◆ DIRECTIONS FOR THIS TASK: Which lines hold the word "Foods"? Copy each of them.

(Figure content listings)
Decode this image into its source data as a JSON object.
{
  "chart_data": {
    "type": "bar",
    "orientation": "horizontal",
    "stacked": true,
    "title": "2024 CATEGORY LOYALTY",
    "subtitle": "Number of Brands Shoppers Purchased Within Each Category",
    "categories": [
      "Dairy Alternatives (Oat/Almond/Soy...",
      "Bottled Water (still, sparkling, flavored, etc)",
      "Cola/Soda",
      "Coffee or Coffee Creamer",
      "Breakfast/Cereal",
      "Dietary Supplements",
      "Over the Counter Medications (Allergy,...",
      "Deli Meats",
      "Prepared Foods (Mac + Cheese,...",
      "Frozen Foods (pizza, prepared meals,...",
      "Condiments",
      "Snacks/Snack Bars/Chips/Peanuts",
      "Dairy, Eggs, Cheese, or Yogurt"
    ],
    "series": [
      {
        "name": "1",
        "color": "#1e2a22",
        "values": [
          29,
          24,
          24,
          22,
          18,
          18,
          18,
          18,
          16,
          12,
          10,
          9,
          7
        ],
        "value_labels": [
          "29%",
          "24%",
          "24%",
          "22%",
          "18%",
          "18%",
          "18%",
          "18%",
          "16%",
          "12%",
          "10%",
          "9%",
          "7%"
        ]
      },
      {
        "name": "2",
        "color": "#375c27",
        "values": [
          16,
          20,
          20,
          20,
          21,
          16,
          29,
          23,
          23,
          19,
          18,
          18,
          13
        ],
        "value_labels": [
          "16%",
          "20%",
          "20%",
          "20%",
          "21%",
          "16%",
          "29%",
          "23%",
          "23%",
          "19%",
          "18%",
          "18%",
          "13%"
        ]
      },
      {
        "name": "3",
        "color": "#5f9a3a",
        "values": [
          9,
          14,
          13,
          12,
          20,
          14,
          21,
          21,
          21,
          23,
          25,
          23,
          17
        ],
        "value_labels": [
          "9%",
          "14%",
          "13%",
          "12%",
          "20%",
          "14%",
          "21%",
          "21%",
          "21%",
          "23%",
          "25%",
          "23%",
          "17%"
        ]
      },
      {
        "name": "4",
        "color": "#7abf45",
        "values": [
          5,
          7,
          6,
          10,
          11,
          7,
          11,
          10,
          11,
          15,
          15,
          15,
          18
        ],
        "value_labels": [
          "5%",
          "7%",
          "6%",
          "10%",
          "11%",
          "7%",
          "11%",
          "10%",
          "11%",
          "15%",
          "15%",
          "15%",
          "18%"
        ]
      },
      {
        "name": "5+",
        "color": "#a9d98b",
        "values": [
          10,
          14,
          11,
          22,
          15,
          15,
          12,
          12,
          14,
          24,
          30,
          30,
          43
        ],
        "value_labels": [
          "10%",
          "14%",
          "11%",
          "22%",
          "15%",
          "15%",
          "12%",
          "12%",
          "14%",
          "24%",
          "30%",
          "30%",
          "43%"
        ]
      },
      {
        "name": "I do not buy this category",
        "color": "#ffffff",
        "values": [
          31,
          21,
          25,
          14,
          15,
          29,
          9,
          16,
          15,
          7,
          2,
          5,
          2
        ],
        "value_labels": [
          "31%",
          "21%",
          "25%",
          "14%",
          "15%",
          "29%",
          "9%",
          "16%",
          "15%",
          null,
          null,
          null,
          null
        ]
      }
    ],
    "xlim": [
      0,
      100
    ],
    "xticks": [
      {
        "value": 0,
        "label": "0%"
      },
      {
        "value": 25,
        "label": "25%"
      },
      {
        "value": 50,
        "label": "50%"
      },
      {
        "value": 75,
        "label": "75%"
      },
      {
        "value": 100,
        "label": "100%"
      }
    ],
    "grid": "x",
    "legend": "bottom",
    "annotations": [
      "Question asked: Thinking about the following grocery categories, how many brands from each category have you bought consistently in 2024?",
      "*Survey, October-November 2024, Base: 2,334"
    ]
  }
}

◆ EXERCISE RESULT:
      "Prepared Foods (Mac + Cheese,...",
      "Frozen Foods (pizza, prepared meals,...",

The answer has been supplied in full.